> _Material supplied_:

begin

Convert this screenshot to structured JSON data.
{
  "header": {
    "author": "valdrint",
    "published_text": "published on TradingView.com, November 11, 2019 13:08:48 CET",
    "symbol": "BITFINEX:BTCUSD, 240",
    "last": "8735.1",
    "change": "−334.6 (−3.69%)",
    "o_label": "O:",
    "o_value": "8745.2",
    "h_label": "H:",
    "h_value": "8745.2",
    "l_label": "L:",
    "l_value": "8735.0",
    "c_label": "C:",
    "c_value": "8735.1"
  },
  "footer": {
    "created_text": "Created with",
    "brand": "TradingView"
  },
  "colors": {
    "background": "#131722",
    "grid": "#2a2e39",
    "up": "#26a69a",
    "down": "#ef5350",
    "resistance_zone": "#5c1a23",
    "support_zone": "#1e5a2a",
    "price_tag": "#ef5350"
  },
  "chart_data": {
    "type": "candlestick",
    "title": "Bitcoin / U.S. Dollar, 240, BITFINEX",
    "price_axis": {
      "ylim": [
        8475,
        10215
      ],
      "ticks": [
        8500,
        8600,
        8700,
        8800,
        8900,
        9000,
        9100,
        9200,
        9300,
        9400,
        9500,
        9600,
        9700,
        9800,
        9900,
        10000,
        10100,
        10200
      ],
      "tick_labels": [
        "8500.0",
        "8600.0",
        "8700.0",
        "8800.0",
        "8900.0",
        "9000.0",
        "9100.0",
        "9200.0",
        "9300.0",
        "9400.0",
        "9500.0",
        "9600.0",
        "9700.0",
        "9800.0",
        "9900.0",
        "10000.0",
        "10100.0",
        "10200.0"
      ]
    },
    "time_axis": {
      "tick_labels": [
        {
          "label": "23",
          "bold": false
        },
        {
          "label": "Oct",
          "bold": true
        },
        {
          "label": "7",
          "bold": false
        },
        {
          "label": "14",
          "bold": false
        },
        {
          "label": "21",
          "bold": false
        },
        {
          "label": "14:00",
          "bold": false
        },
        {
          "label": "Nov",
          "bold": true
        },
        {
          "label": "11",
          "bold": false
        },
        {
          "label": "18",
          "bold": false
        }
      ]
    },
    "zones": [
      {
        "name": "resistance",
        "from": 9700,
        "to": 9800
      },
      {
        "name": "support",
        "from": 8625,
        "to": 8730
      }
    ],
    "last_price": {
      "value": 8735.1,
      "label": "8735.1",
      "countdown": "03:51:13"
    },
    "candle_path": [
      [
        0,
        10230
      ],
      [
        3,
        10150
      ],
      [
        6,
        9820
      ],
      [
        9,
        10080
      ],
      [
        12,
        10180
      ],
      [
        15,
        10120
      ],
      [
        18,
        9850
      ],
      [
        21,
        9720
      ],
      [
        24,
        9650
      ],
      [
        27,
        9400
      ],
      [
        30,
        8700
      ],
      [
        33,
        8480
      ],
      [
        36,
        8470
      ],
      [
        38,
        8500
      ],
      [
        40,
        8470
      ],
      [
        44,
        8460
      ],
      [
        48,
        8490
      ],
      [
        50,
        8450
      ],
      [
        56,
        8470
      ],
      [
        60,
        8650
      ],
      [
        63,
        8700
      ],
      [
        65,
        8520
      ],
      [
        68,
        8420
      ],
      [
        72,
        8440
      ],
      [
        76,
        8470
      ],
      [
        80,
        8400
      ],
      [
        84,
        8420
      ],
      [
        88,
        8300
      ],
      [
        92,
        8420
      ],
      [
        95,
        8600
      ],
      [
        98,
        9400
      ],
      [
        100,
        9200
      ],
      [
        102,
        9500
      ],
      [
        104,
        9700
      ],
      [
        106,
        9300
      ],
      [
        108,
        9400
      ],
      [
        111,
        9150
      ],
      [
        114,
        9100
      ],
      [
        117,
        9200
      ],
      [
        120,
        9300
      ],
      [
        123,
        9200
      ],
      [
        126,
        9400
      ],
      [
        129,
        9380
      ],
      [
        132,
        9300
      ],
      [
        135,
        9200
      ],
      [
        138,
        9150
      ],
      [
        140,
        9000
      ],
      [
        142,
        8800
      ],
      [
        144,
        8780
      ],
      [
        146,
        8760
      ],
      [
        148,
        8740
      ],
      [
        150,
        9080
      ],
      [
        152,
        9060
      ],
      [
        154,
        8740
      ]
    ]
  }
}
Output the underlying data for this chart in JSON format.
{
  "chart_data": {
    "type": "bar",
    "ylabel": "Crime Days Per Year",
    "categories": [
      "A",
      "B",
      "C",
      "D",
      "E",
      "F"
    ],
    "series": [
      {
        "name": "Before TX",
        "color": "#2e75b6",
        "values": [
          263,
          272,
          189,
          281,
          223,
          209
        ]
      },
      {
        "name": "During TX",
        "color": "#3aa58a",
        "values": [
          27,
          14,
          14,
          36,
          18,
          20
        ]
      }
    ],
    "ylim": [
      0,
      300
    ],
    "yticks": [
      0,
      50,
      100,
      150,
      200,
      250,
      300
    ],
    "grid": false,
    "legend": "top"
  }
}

end

> _Your instructions_: Return exactly the lines of the data, and only those, from the line with "Output the underlying" through the last line, inclusive.

> _Exercise output_:
Output the underlying data for this chart in JSON format.
{
  "chart_data": {
    "type": "bar",
    "ylabel": "Crime Days Per Year",
    "categories": [
      "A",
      "B",
      "C",
      "D",
      "E",
      "F"
    ],
    "series": [
      {
        "name": "Before TX",
        "color": "#2e75b6",
        "values": [
          263,
          272,
          189,
          281,
          223,
          209
        ]
      },
      {
        "name": "During TX",
        "color": "#3aa58a",
        "values": [
          27,
          14,
          14,
          36,
          18,
          20
        ]
      }
    ],
    "ylim": [
      0,
      300
    ],
    "yticks": [
      0,
      50,
      100,
      150,
      200,
      250,
      300
    ],
    "grid": false,
    "legend": "top"
  }
}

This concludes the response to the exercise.